▶ **Your task**: Print the following records back word for word.

◇ ◇ ◇

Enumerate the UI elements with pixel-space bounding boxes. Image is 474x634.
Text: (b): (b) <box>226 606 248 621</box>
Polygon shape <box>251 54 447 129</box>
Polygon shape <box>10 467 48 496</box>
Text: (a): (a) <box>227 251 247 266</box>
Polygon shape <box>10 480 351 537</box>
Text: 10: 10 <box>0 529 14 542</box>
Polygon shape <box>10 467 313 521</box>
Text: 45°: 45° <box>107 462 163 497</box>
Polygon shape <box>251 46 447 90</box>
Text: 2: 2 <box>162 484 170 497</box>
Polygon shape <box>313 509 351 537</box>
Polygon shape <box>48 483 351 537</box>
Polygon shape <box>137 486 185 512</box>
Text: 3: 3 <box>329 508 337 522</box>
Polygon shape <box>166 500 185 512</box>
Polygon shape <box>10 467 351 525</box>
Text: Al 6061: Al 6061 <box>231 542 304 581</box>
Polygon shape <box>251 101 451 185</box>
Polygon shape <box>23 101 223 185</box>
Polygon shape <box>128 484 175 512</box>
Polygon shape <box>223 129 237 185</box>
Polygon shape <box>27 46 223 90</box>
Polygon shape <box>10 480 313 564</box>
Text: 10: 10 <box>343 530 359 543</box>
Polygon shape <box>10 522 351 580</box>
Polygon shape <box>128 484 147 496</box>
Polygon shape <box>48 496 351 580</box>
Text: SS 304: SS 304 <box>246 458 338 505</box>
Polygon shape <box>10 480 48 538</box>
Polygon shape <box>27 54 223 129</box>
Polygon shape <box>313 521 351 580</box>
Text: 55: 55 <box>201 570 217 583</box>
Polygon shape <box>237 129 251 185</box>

◇ ◇ ◇

▶ **Correct result**:
Enumerate the UI elements with pixel-space bounding boxes. Image is 474x634.
Text: (b): (b) <box>226 606 248 621</box>
Polygon shape <box>251 54 447 129</box>
Polygon shape <box>10 467 48 496</box>
Text: (a): (a) <box>227 251 247 266</box>
Polygon shape <box>10 480 351 537</box>
Text: 10: 10 <box>0 529 14 542</box>
Polygon shape <box>10 467 313 521</box>
Text: 45°: 45° <box>107 462 163 497</box>
Polygon shape <box>251 46 447 90</box>
Text: 2: 2 <box>162 484 170 497</box>
Polygon shape <box>313 509 351 537</box>
Polygon shape <box>48 483 351 537</box>
Polygon shape <box>137 486 185 512</box>
Text: 3: 3 <box>329 508 337 522</box>
Polygon shape <box>166 500 185 512</box>
Polygon shape <box>10 467 351 525</box>
Text: Al 6061: Al 6061 <box>231 542 304 581</box>
Polygon shape <box>251 101 451 185</box>
Polygon shape <box>23 101 223 185</box>
Polygon shape <box>128 484 175 512</box>
Polygon shape <box>223 129 237 185</box>
Polygon shape <box>27 46 223 90</box>
Polygon shape <box>10 480 313 564</box>
Text: 10: 10 <box>343 530 359 543</box>
Polygon shape <box>10 522 351 580</box>
Polygon shape <box>128 484 147 496</box>
Polygon shape <box>48 496 351 580</box>
Text: SS 304: SS 304 <box>246 458 338 505</box>
Polygon shape <box>10 480 48 538</box>
Polygon shape <box>27 54 223 129</box>
Polygon shape <box>313 521 351 580</box>
Text: 55: 55 <box>201 570 217 583</box>
Polygon shape <box>237 129 251 185</box>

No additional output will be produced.